::: Supplied entries
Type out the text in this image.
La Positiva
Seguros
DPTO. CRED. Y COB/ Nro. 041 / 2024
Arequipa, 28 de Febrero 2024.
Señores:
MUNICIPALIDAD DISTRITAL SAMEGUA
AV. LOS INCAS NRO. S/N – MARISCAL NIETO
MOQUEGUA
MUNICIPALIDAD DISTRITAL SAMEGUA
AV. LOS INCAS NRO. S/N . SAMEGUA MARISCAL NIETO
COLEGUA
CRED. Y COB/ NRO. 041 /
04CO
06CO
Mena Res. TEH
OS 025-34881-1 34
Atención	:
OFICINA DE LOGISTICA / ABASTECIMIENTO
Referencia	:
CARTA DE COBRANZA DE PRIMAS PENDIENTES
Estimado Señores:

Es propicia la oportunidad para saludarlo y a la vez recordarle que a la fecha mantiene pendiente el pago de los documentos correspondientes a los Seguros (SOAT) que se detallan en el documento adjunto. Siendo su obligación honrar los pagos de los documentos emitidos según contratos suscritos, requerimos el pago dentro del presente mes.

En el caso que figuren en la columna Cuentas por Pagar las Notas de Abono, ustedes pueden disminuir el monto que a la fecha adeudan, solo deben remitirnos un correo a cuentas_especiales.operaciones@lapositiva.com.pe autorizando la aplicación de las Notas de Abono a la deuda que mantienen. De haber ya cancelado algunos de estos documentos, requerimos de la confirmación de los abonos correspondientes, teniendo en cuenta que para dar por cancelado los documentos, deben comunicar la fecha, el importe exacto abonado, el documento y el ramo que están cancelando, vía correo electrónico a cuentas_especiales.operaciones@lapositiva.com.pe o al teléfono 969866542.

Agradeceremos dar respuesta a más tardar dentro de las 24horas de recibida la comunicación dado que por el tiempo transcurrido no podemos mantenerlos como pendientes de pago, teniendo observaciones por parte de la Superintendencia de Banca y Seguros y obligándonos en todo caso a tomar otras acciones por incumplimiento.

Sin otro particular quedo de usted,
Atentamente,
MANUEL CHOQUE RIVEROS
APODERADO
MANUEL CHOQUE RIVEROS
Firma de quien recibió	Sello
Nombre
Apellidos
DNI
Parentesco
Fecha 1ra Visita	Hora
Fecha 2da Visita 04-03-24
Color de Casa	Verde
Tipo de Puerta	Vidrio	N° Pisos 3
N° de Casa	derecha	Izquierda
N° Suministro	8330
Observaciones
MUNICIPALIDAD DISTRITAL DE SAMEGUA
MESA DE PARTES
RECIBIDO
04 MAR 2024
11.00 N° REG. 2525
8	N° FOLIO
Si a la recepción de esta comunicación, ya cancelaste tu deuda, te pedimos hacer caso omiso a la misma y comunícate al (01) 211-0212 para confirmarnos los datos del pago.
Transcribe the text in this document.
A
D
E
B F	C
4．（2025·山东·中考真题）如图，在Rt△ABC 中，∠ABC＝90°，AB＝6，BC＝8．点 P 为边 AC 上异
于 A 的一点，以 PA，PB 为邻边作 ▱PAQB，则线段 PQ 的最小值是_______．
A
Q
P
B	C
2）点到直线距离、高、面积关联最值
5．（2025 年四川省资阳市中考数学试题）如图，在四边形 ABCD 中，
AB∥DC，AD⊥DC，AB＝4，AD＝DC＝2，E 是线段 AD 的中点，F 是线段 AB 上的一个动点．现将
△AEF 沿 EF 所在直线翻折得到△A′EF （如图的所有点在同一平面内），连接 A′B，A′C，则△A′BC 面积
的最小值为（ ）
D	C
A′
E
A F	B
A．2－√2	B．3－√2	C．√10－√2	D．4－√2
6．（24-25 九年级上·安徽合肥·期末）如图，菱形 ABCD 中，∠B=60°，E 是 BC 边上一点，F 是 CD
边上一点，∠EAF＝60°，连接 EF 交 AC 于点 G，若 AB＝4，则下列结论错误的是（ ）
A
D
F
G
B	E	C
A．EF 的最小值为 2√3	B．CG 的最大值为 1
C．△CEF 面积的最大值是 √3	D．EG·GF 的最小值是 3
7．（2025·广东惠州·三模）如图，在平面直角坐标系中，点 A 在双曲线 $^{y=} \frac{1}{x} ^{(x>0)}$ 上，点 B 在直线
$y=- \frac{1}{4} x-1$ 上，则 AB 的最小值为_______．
::::::
(Task instructions) From the data, list each line in which the string "边上一点" appears.

(Output of the exercise)
6．（24-25 九年级上·安徽合肥·期末）如图，菱形 ABCD 中，∠B=60°，E 是 BC 边上一点，F 是 CD
边上一点，∠EAF＝60°，连接 EF 交 AC 于点 G，若 AB＝4，则下列结论错误的是（ ）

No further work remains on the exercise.